## BEGIN Records provided
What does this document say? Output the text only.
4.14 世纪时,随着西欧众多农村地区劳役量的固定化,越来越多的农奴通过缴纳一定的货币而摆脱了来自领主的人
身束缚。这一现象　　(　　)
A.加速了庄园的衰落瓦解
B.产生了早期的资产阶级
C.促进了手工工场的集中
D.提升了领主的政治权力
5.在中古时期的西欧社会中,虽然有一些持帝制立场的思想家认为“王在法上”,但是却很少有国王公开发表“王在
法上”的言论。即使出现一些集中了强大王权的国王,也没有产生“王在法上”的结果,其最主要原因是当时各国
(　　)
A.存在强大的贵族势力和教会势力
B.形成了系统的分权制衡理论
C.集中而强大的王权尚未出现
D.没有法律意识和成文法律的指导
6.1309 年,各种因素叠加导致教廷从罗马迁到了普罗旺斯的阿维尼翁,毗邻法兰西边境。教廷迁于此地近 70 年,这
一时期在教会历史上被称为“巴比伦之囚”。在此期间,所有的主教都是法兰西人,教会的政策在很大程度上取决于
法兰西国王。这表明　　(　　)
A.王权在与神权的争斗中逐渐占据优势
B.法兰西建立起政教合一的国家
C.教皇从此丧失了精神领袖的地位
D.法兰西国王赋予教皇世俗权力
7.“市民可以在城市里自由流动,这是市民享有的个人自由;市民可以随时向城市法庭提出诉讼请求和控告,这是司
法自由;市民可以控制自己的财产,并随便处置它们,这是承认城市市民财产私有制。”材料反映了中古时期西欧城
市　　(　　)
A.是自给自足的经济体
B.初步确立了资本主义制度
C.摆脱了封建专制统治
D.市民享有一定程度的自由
## END Records provided
§ **The exercise**:
Copy out the material word for word and line for line.

§ **Worked solution**:
What does this document say? Output the text only.
4.14 世纪时,随着西欧众多农村地区劳役量的固定化,越来越多的农奴通过缴纳一定的货币而摆脱了来自领主的人
身束缚。这一现象　　(　　)
A.加速了庄园的衰落瓦解
B.产生了早期的资产阶级
C.促进了手工工场的集中
D.提升了领主的政治权力
5.在中古时期的西欧社会中,虽然有一些持帝制立场的思想家认为“王在法上”,但是却很少有国王公开发表“王在
法上”的言论。即使出现一些集中了强大王权的国王,也没有产生“王在法上”的结果,其最主要原因是当时各国
(　　)
A.存在强大的贵族势力和教会势力
B.形成了系统的分权制衡理论
C.集中而强大的王权尚未出现
D.没有法律意识和成文法律的指导
6.1309 年,各种因素叠加导致教廷从罗马迁到了普罗旺斯的阿维尼翁,毗邻法兰西边境。教廷迁于此地近 70 年,这
一时期在教会历史上被称为“巴比伦之囚”。在此期间,所有的主教都是法兰西人,教会的政策在很大程度上取决于
法兰西国王。这表明　　(　　)
A.王权在与神权的争斗中逐渐占据优势
B.法兰西建立起政教合一的国家
C.教皇从此丧失了精神领袖的地位
D.法兰西国王赋予教皇世俗权力
7.“市民可以在城市里自由流动,这是市民享有的个人自由;市民可以随时向城市法庭提出诉讼请求和控告,这是司
法自由;市民可以控制自己的财产,并随便处置它们,这是承认城市市民财产私有制。”材料反映了中古时期西欧城
市　　(　　)
A.是自给自足的经济体
B.初步确立了资本主义制度
C.摆脱了封建专制统治
D.市民享有一定程度的自由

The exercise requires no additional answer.